Your task:
Repeat exactly the lines from the one containing "OCR this image." through the last line of the records below, both included, and nothing else.

Material for the task:
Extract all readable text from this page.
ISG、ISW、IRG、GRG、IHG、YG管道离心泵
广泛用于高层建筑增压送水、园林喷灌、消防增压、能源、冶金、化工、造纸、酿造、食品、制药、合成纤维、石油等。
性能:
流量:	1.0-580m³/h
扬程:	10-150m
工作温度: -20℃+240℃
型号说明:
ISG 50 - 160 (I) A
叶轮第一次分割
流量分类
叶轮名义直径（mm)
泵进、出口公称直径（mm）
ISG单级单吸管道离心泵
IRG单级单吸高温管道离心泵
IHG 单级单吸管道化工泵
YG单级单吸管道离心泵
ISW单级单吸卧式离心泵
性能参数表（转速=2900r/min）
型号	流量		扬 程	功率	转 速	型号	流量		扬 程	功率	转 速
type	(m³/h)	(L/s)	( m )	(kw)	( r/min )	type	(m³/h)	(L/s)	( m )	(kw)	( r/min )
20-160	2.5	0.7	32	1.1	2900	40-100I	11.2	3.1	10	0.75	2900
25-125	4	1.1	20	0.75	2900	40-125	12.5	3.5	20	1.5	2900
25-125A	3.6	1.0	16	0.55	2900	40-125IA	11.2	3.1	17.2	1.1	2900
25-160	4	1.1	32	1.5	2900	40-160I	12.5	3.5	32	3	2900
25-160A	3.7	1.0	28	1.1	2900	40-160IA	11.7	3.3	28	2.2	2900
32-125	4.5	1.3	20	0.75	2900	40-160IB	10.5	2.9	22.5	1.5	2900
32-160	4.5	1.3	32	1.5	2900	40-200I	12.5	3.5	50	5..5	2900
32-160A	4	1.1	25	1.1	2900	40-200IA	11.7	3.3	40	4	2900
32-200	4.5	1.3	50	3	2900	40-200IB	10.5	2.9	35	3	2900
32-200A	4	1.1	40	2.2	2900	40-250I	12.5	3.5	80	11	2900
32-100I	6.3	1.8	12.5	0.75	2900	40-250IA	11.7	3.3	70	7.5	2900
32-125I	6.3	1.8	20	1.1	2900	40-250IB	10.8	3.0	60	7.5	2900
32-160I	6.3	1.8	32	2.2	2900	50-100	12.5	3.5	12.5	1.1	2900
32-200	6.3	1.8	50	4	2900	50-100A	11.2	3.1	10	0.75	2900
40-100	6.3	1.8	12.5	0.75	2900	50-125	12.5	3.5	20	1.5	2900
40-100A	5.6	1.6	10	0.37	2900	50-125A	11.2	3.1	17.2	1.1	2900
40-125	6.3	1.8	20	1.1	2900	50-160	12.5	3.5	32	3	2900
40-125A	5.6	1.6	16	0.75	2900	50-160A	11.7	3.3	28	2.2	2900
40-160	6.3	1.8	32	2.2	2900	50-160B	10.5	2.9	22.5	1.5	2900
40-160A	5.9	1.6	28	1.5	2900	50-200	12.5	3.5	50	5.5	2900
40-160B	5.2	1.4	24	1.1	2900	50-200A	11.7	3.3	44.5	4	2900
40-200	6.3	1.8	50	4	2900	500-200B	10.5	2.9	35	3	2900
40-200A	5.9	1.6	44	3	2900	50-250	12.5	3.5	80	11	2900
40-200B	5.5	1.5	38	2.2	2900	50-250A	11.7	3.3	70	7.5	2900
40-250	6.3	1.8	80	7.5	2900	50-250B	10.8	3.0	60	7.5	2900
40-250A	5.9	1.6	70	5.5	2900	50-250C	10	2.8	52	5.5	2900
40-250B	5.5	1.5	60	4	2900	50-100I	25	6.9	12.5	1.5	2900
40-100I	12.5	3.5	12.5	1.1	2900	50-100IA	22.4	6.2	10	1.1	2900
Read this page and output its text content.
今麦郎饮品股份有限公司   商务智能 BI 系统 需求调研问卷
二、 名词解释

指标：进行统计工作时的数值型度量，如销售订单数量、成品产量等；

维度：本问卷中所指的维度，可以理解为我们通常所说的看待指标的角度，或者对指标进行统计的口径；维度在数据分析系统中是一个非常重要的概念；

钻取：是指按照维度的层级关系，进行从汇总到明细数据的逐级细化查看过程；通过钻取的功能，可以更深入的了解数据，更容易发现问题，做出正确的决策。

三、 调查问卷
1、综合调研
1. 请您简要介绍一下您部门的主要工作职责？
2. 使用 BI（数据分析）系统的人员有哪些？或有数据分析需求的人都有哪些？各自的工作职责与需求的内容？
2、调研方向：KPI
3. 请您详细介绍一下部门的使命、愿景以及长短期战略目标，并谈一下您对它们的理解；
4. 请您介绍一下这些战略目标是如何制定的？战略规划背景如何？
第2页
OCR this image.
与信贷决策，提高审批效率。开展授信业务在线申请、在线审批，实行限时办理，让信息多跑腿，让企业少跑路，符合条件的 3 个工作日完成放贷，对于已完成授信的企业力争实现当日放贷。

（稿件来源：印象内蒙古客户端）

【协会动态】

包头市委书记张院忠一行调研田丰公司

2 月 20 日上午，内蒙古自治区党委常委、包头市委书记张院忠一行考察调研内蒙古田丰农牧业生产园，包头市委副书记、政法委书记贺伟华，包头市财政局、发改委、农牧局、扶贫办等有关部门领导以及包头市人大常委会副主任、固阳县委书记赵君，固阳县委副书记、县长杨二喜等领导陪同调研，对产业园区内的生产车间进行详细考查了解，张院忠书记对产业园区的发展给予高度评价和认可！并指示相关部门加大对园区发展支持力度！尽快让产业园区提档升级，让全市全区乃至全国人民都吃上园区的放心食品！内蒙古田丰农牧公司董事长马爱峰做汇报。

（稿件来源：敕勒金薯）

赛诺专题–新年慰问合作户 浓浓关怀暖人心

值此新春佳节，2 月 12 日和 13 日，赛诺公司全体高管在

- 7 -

Exercise solution:
OCR this image.
与信贷决策，提高审批效率。开展授信业务在线申请、在线审批，实行限时办理，让信息多跑腿，让企业少跑路，符合条件的 3 个工作日完成放贷，对于已完成授信的企业力争实现当日放贷。

（稿件来源：印象内蒙古客户端）

【协会动态】

包头市委书记张院忠一行调研田丰公司

2 月 20 日上午，内蒙古自治区党委常委、包头市委书记张院忠一行考察调研内蒙古田丰农牧业生产园，包头市委副书记、政法委书记贺伟华，包头市财政局、发改委、农牧局、扶贫办等有关部门领导以及包头市人大常委会副主任、固阳县委书记赵君，固阳县委副书记、县长杨二喜等领导陪同调研，对产业园区内的生产车间进行详细考查了解，张院忠书记对产业园区的发展给予高度评价和认可！并指示相关部门加大对园区发展支持力度！尽快让产业园区提档升级，让全市全区乃至全国人民都吃上园区的放心食品！内蒙古田丰农牧公司董事长马爱峰做汇报。

（稿件来源：敕勒金薯）

赛诺专题–新年慰问合作户 浓浓关怀暖人心

值此新春佳节，2 月 12 日和 13 日，赛诺公司全体高管在

- 7 -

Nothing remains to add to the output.